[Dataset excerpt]
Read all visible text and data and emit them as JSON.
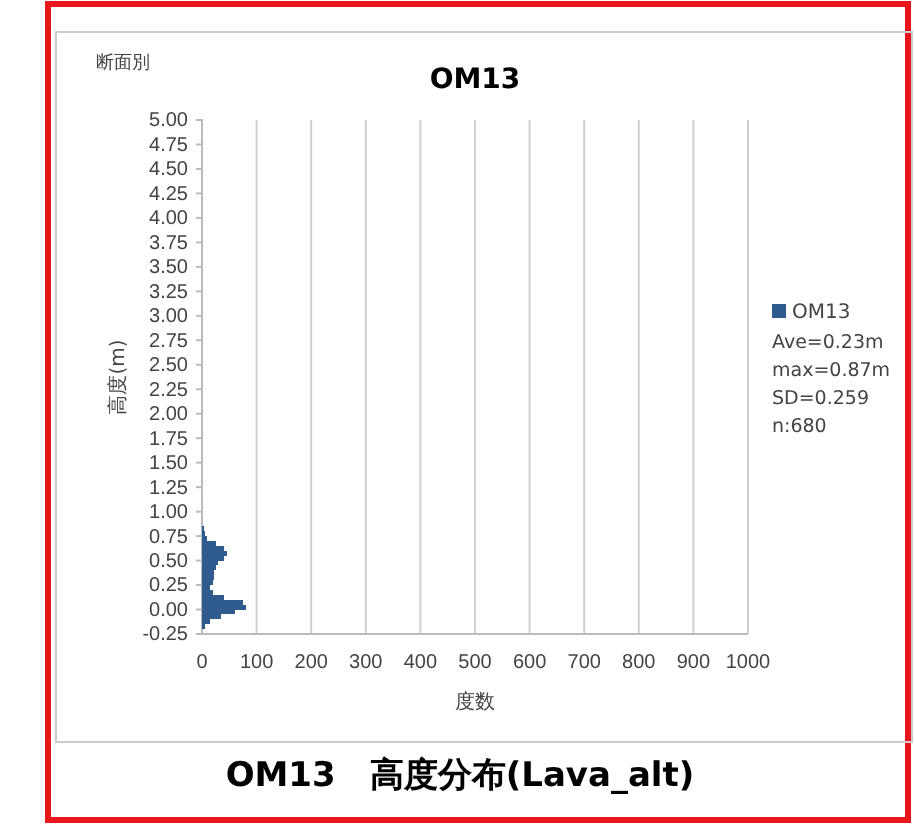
{
  "chart_data": {
    "type": "histogram",
    "orientation": "horizontal",
    "title": "OM13",
    "xlabel": "度数",
    "ylabel": "高度(m)",
    "annotations": [
      "断面別",
      "Ave=0.23m",
      "max=0.87m",
      "SD=0.259",
      "n:680",
      "OM13　高度分布(Lava_alt)"
    ],
    "bins": [
      0.85,
      0.8,
      0.75,
      0.7,
      0.65,
      0.6,
      0.55,
      0.5,
      0.45,
      0.4,
      0.35,
      0.3,
      0.25,
      0.2,
      0.15,
      0.1,
      0.05,
      0,
      -0.05,
      -0.1,
      -0.15,
      -0.2
    ],
    "series": [
      {
        "name": "OM13",
        "color": "#2f5b8f",
        "values": [
          4,
          6,
          10,
          25,
          40,
          45,
          40,
          30,
          25,
          22,
          22,
          20,
          15,
          20,
          40,
          75,
          80,
          60,
          35,
          15,
          5
        ]
      }
    ],
    "xlim": [
      0,
      1000
    ],
    "xticks": [
      0,
      100,
      200,
      300,
      400,
      500,
      600,
      700,
      800,
      900,
      1000
    ],
    "ylim": [
      -0.25,
      5
    ],
    "yticks": [
      {
        "value": -0.25,
        "label": "-0.25"
      },
      {
        "value": 0,
        "label": "0.00"
      },
      {
        "value": 0.25,
        "label": "0.25"
      },
      {
        "value": 0.5,
        "label": "0.50"
      },
      {
        "value": 0.75,
        "label": "0.75"
      },
      {
        "value": 1,
        "label": "1.00"
      },
      {
        "value": 1.25,
        "label": "1.25"
      },
      {
        "value": 1.5,
        "label": "1.50"
      },
      {
        "value": 1.75,
        "label": "1.75"
      },
      {
        "value": 2,
        "label": "2.00"
      },
      {
        "value": 2.25,
        "label": "2.25"
      },
      {
        "value": 2.5,
        "label": "2.50"
      },
      {
        "value": 2.75,
        "label": "2.75"
      },
      {
        "value": 3,
        "label": "3.00"
      },
      {
        "value": 3.25,
        "label": "3.25"
      },
      {
        "value": 3.5,
        "label": "3.50"
      },
      {
        "value": 3.75,
        "label": "3.75"
      },
      {
        "value": 4,
        "label": "4.00"
      },
      {
        "value": 4.25,
        "label": "4.25"
      },
      {
        "value": 4.5,
        "label": "4.50"
      },
      {
        "value": 4.75,
        "label": "4.75"
      },
      {
        "value": 5,
        "label": "5.00"
      }
    ],
    "grid": "x",
    "legend": "right"
  }
}
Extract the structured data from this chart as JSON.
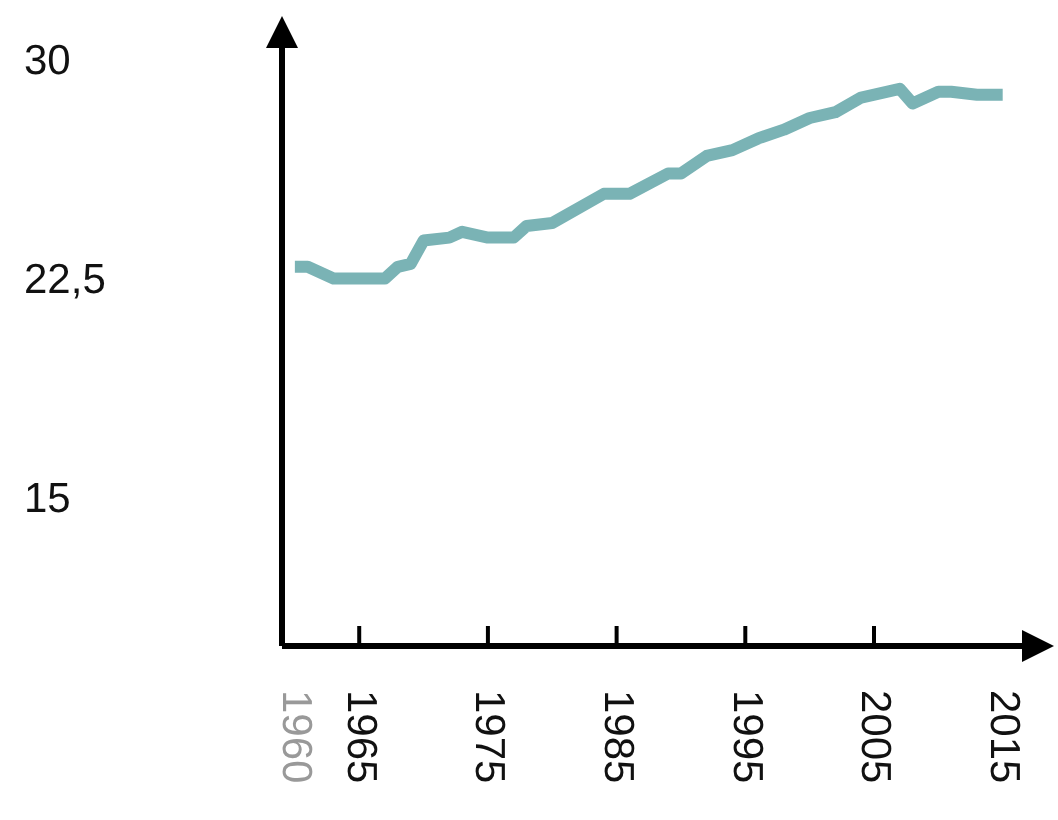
{
  "chart_data": {
    "type": "line",
    "x": [
      1960,
      1961,
      1963,
      1967,
      1968,
      1969,
      1970,
      1972,
      1973,
      1975,
      1977,
      1978,
      1980,
      1984,
      1986,
      1989,
      1990,
      1992,
      1994,
      1996,
      1998,
      2000,
      2002,
      2004,
      2007,
      2008,
      2010,
      2011,
      2013,
      2015
    ],
    "series": [
      {
        "color": "#7ab3b5",
        "values": [
          23.0,
          23.0,
          22.6,
          22.6,
          23.0,
          23.1,
          23.9,
          24.0,
          24.2,
          24.0,
          24.0,
          24.4,
          24.5,
          25.5,
          25.5,
          26.2,
          26.2,
          26.8,
          27.0,
          27.4,
          27.7,
          28.1,
          28.3,
          28.8,
          29.1,
          28.6,
          29.0,
          29.0,
          28.9,
          28.9
        ]
      }
    ],
    "xlim": [
      1959,
      2016.5
    ],
    "xticks": [
      1960,
      1965,
      1975,
      1985,
      1995,
      2005,
      2015
    ],
    "ylim": [
      10,
      30.5
    ],
    "yticks": [
      15,
      {
        "value": 22.5,
        "label": "22,5"
      },
      30
    ],
    "grid": false,
    "legend": false,
    "marker": "none",
    "line_style": "solid"
  }
}
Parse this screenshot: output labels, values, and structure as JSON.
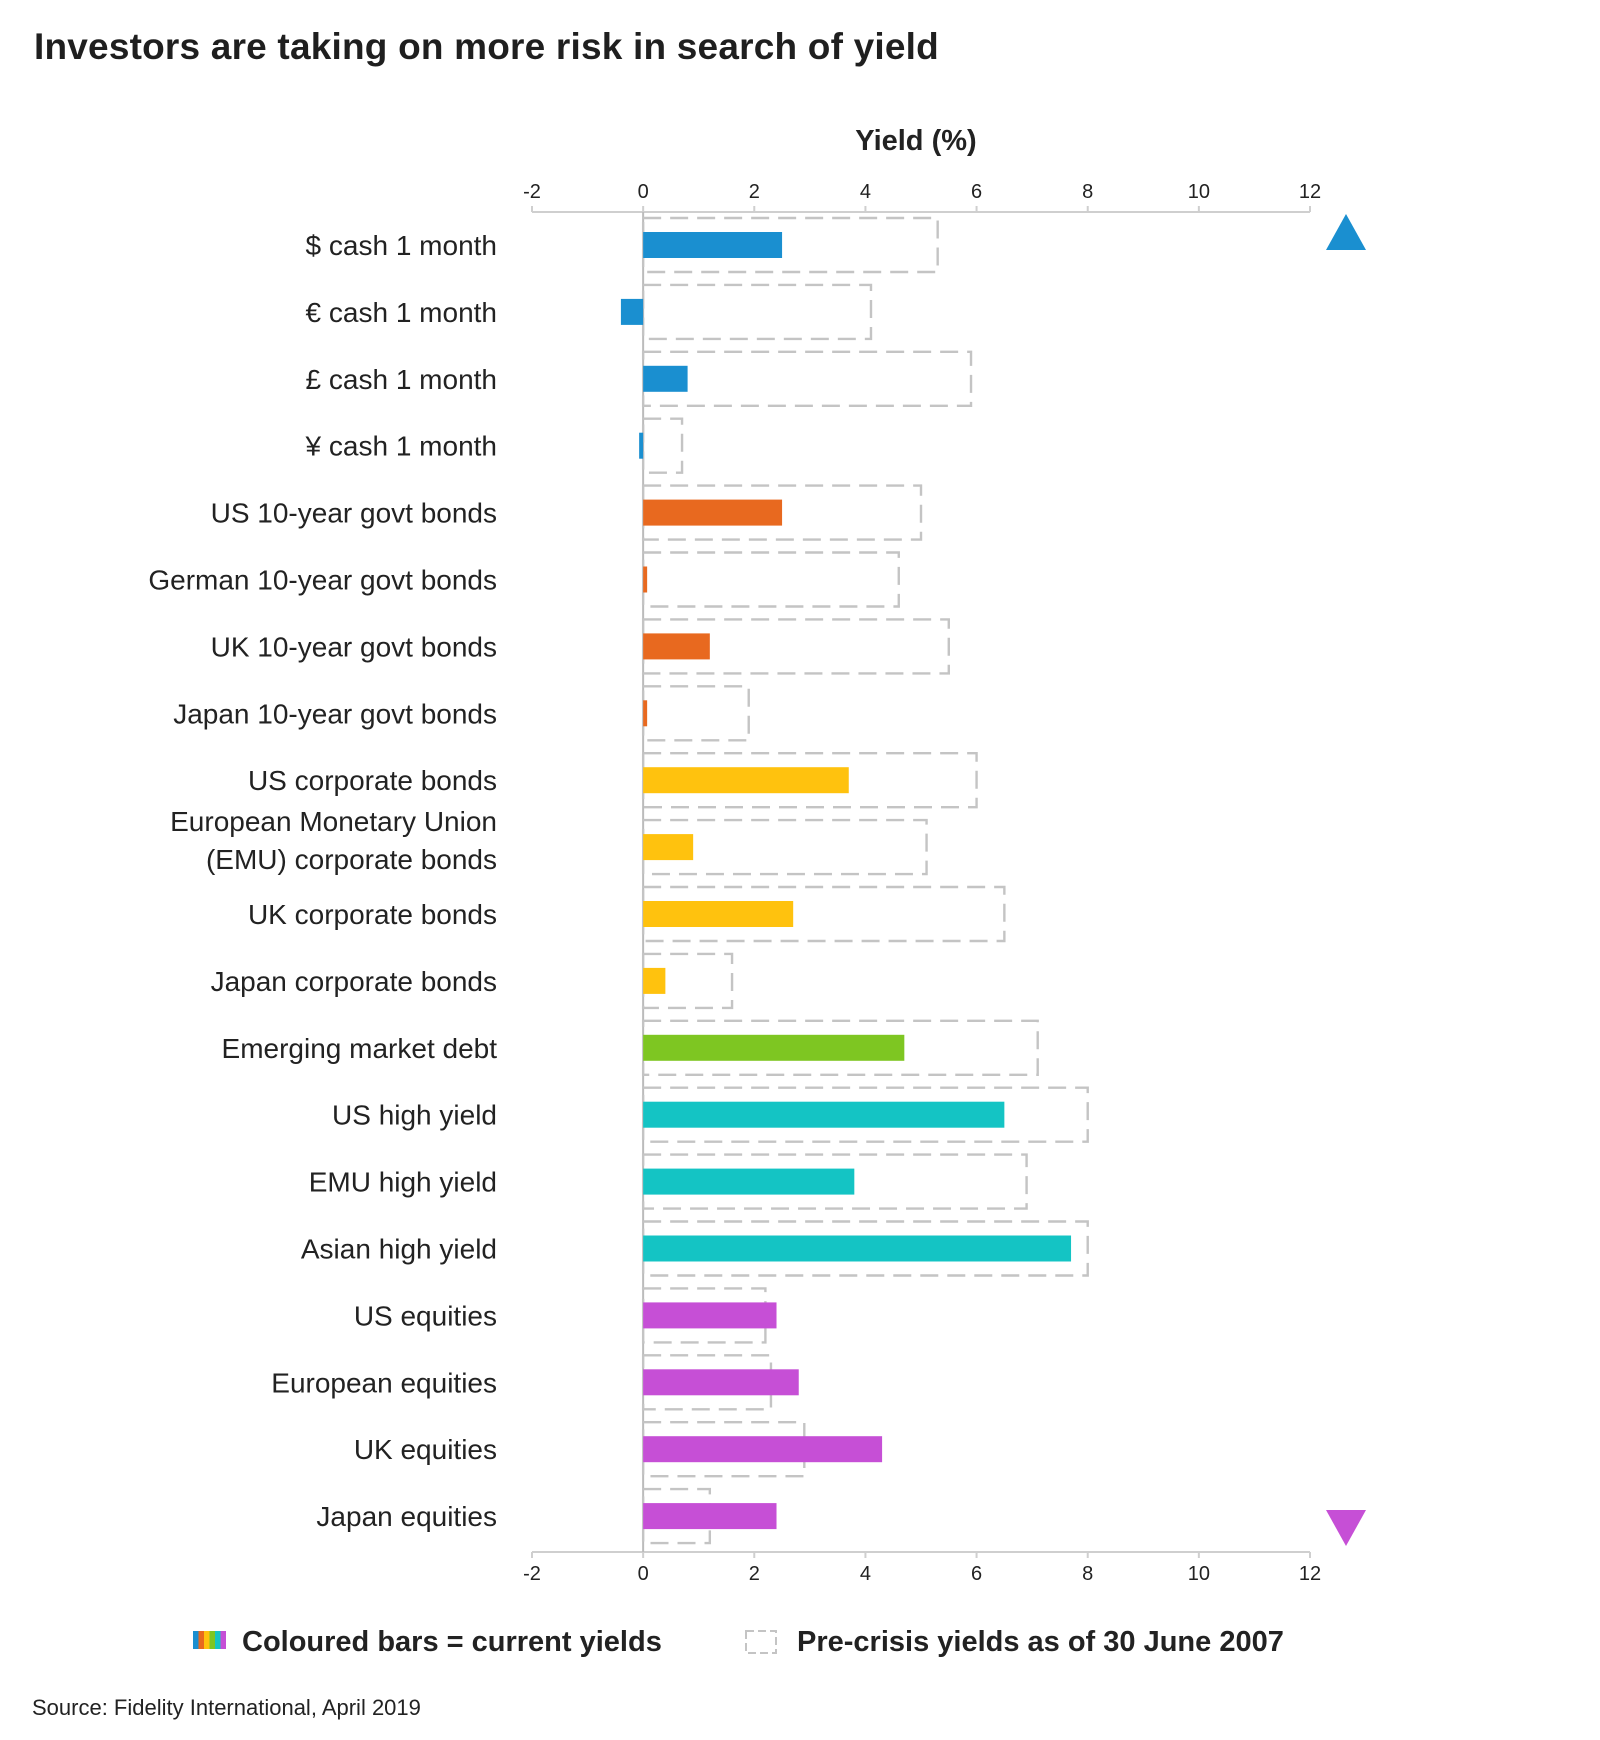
{
  "chart_data": {
    "type": "bar",
    "orientation": "horizontal",
    "title": "Investors are taking on more risk in search of yield",
    "xlabel": "Yield (%)",
    "xlim": [
      -2,
      12
    ],
    "xticks": [
      -2,
      0,
      2,
      4,
      6,
      8,
      10,
      12
    ],
    "tick_labels": [
      "-2",
      "0",
      "2",
      "4",
      "6",
      "8",
      "10",
      "12"
    ],
    "categories": [
      {
        "label": [
          "$ cash 1 month"
        ],
        "current": 2.5,
        "precrisis": 5.3,
        "group": "cash"
      },
      {
        "label": [
          "€ cash 1 month"
        ],
        "current": -0.4,
        "precrisis": 4.1,
        "group": "cash"
      },
      {
        "label": [
          "£ cash 1 month"
        ],
        "current": 0.8,
        "precrisis": 5.9,
        "group": "cash"
      },
      {
        "label": [
          "¥ cash 1 month"
        ],
        "current": -0.05,
        "precrisis": 0.7,
        "group": "cash"
      },
      {
        "label": [
          "US 10-year govt bonds"
        ],
        "current": 2.5,
        "precrisis": 5.0,
        "group": "govt"
      },
      {
        "label": [
          "German 10-year govt bonds"
        ],
        "current": 0.05,
        "precrisis": 4.6,
        "group": "govt"
      },
      {
        "label": [
          "UK 10-year govt bonds"
        ],
        "current": 1.2,
        "precrisis": 5.5,
        "group": "govt"
      },
      {
        "label": [
          "Japan 10-year govt bonds"
        ],
        "current": 0.03,
        "precrisis": 1.9,
        "group": "govt"
      },
      {
        "label": [
          "US corporate bonds"
        ],
        "current": 3.7,
        "precrisis": 6.0,
        "group": "corp"
      },
      {
        "label": [
          "European Monetary Union",
          "(EMU) corporate bonds"
        ],
        "current": 0.9,
        "precrisis": 5.1,
        "group": "corp"
      },
      {
        "label": [
          "UK corporate bonds"
        ],
        "current": 2.7,
        "precrisis": 6.5,
        "group": "corp"
      },
      {
        "label": [
          "Japan corporate bonds"
        ],
        "current": 0.4,
        "precrisis": 1.6,
        "group": "corp"
      },
      {
        "label": [
          "Emerging market debt"
        ],
        "current": 4.7,
        "precrisis": 7.1,
        "group": "emd"
      },
      {
        "label": [
          "US high yield"
        ],
        "current": 6.5,
        "precrisis": 8.0,
        "group": "hy"
      },
      {
        "label": [
          "EMU high yield"
        ],
        "current": 3.8,
        "precrisis": 6.9,
        "group": "hy"
      },
      {
        "label": [
          "Asian high yield"
        ],
        "current": 7.7,
        "precrisis": 8.0,
        "group": "hy"
      },
      {
        "label": [
          "US equities"
        ],
        "current": 2.4,
        "precrisis": 2.2,
        "group": "eq"
      },
      {
        "label": [
          "European equities"
        ],
        "current": 2.8,
        "precrisis": 2.3,
        "group": "eq"
      },
      {
        "label": [
          "UK equities"
        ],
        "current": 4.3,
        "precrisis": 2.9,
        "group": "eq"
      },
      {
        "label": [
          "Japan equities"
        ],
        "current": 2.4,
        "precrisis": 1.2,
        "group": "eq"
      }
    ],
    "group_colors": {
      "cash": "#1a8fd0",
      "govt": "#e8691f",
      "corp": "#ffc20e",
      "emd": "#7ec622",
      "hy": "#14c4c4",
      "eq": "#c64fd6"
    },
    "legend": {
      "current": "Coloured bars = current yields",
      "precrisis": "Pre-crisis yields as of 30 June 2007",
      "swatch_colors": [
        "#1a8fd0",
        "#e8691f",
        "#ffc20e",
        "#7ec622",
        "#14c4c4",
        "#c64fd6"
      ]
    },
    "arrow_colors": [
      "#1a8fd0",
      "#c64fd6"
    ],
    "source": "Source: Fidelity International, April 2019"
  }
}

## Written task
All of the material above is to be copied exactly, except for its images.

## Completed task
Read all visible text and data and emit them as JSON.
{
  "chart_data": {
    "type": "histogram",
    "orientation": "horizontal",
    "title": "OM13",
    "xlabel": "度数",
    "ylabel": "高度(m)",
    "annotations": [
      "断面別",
      "Ave=0.23m",
      "max=0.87m",
      "SD=0.259",
      "n:680",
      "OM13　高度分布(Lava_alt)"
    ],
    "bins": [
      0.85,
      0.8,
      0.75,
      0.7,
      0.65,
      0.6,
      0.55,
      0.5,
      0.45,
      0.4,
      0.35,
      0.3,
      0.25,
      0.2,
      0.15,
      0.1,
      0.05,
      0,
      -0.05,
      -0.1,
      -0.15,
      -0.2
    ],
    "series": [
      {
        "name": "OM13",
        "color": "#2f5b8f",
        "values": [
          4,
          6,
          10,
          25,
          40,
          45,
          40,
          30,
          25,
          22,
          22,
          20,
          15,
          20,
          40,
          75,
          80,
          60,
          35,
          15,
          5
        ]
      }
    ],
    "xlim": [
      0,
      1000
    ],
    "xticks": [
      0,
      100,
      200,
      300,
      400,
      500,
      600,
      700,
      800,
      900,
      1000
    ],
    "ylim": [
      -0.25,
      5
    ],
    "yticks": [
      {
        "value": -0.25,
        "label": "-0.25"
      },
      {
        "value": 0,
        "label": "0.00"
      },
      {
        "value": 0.25,
        "label": "0.25"
      },
      {
        "value": 0.5,
        "label": "0.50"
      },
      {
        "value": 0.75,
        "label": "0.75"
      },
      {
        "value": 1,
        "label": "1.00"
      },
      {
        "value": 1.25,
        "label": "1.25"
      },
      {
        "value": 1.5,
        "label": "1.50"
      },
      {
        "value": 1.75,
        "label": "1.75"
      },
      {
        "value": 2,
        "label": "2.00"
      },
      {
        "value": 2.25,
        "label": "2.25"
      },
      {
        "value": 2.5,
        "label": "2.50"
      },
      {
        "value": 2.75,
        "label": "2.75"
      },
      {
        "value": 3,
        "label": "3.00"
      },
      {
        "value": 3.25,
        "label": "3.25"
      },
      {
        "value": 3.5,
        "label": "3.50"
      },
      {
        "value": 3.75,
        "label": "3.75"
      },
      {
        "value": 4,
        "label": "4.00"
      },
      {
        "value": 4.25,
        "label": "4.25"
      },
      {
        "value": 4.5,
        "label": "4.50"
      },
      {
        "value": 4.75,
        "label": "4.75"
      },
      {
        "value": 5,
        "label": "5.00"
      }
    ],
    "grid": "x",
    "legend": "right"
  }
}
Extract the structured data from this chart as JSON.
{
  "chart_data": {
    "type": "line",
    "x": [
      1960,
      1961,
      1963,
      1967,
      1968,
      1969,
      1970,
      1972,
      1973,
      1975,
      1977,
      1978,
      1980,
      1984,
      1986,
      1989,
      1990,
      1992,
      1994,
      1996,
      1998,
      2000,
      2002,
      2004,
      2007,
      2008,
      2010,
      2011,
      2013,
      2015
    ],
    "series": [
      {
        "color": "#7ab3b5",
        "values": [
          23.0,
          23.0,
          22.6,
          22.6,
          23.0,
          23.1,
          23.9,
          24.0,
          24.2,
          24.0,
          24.0,
          24.4,
          24.5,
          25.5,
          25.5,
          26.2,
          26.2,
          26.8,
          27.0,
          27.4,
          27.7,
          28.1,
          28.3,
          28.8,
          29.1,
          28.6,
          29.0,
          29.0,
          28.9,
          28.9
        ]
      }
    ],
    "xlim": [
      1959,
      2016.5
    ],
    "xticks": [
      1960,
      1965,
      1975,
      1985,
      1995,
      2005,
      2015
    ],
    "ylim": [
      10,
      30.5
    ],
    "yticks": [
      15,
      {
        "value": 22.5,
        "label": "22,5"
      },
      30
    ],
    "grid": false,
    "legend": false,
    "marker": "none",
    "line_style": "solid"
  }
}
Parse this screenshot: output labels, values, and structure as JSON.
{
  "chart_data": {
    "type": "bar",
    "orientation": "horizontal",
    "title": "Investors are taking on more risk in search of yield",
    "xlabel": "Yield (%)",
    "xlim": [
      -2,
      12
    ],
    "xticks": [
      -2,
      0,
      2,
      4,
      6,
      8,
      10,
      12
    ],
    "tick_labels": [
      "-2",
      "0",
      "2",
      "4",
      "6",
      "8",
      "10",
      "12"
    ],
    "categories": [
      {
        "label": [
          "$ cash 1 month"
        ],
        "current": 2.5,
        "precrisis": 5.3,
        "group": "cash"
      },
      {
        "label": [
          "€ cash 1 month"
        ],
        "current": -0.4,
        "precrisis": 4.1,
        "group": "cash"
      },
      {
        "label": [
          "£ cash 1 month"
        ],
        "current": 0.8,
        "precrisis": 5.9,
        "group": "cash"
      },
      {
        "label": [
          "¥ cash 1 month"
        ],
        "current": -0.05,
        "precrisis": 0.7,
        "group": "cash"
      },
      {
        "label": [
          "US 10-year govt bonds"
        ],
        "current": 2.5,
        "precrisis": 5.0,
        "group": "govt"
      },
      {
        "label": [
          "German 10-year govt bonds"
        ],
        "current": 0.05,
        "precrisis": 4.6,
        "group": "govt"
      },
      {
        "label": [
          "UK 10-year govt bonds"
        ],
        "current": 1.2,
        "precrisis": 5.5,
        "group": "govt"
      },
      {
        "label": [
          "Japan 10-year govt bonds"
        ],
        "current": 0.03,
        "precrisis": 1.9,
        "group": "govt"
      },
      {
        "label": [
          "US corporate bonds"
        ],
        "current": 3.7,
        "precrisis": 6.0,
        "group": "corp"
      },
      {
        "label": [
          "European Monetary Union",
          "(EMU) corporate bonds"
        ],
        "current": 0.9,
        "precrisis": 5.1,
        "group": "corp"
      },
      {
        "label": [
          "UK corporate bonds"
        ],
        "current": 2.7,
        "precrisis": 6.5,
        "group": "corp"
      },
      {
        "label": [
          "Japan corporate bonds"
        ],
        "current": 0.4,
        "precrisis": 1.6,
        "group": "corp"
      },
      {
        "label": [
          "Emerging market debt"
        ],
        "current": 4.7,
        "precrisis": 7.1,
        "group": "emd"
      },
      {
        "label": [
          "US high yield"
        ],
        "current": 6.5,
        "precrisis": 8.0,
        "group": "hy"
      },
      {
        "label": [
          "EMU high yield"
        ],
        "current": 3.8,
        "precrisis": 6.9,
        "group": "hy"
      },
      {
        "label": [
          "Asian high yield"
        ],
        "current": 7.7,
        "precrisis": 8.0,
        "group": "hy"
      },
      {
        "label": [
          "US equities"
        ],
        "current": 2.4,
        "precrisis": 2.2,
        "group": "eq"
      },
      {
        "label": [
          "European equities"
        ],
        "current": 2.8,
        "precrisis": 2.3,
        "group": "eq"
      },
      {
        "label": [
          "UK equities"
        ],
        "current": 4.3,
        "precrisis": 2.9,
        "group": "eq"
      },
      {
        "label": [
          "Japan equities"
        ],
        "current": 2.4,
        "precrisis": 1.2,
        "group": "eq"
      }
    ],
    "group_colors": {
      "cash": "#1a8fd0",
      "govt": "#e8691f",
      "corp": "#ffc20e",
      "emd": "#7ec622",
      "hy": "#14c4c4",
      "eq": "#c64fd6"
    },
    "legend": {
      "current": "Coloured bars = current yields",
      "precrisis": "Pre-crisis yields as of 30 June 2007",
      "swatch_colors": [
        "#1a8fd0",
        "#e8691f",
        "#ffc20e",
        "#7ec622",
        "#14c4c4",
        "#c64fd6"
      ]
    },
    "arrow_colors": [
      "#1a8fd0",
      "#c64fd6"
    ],
    "source": "Source: Fidelity International, April 2019"
  }
}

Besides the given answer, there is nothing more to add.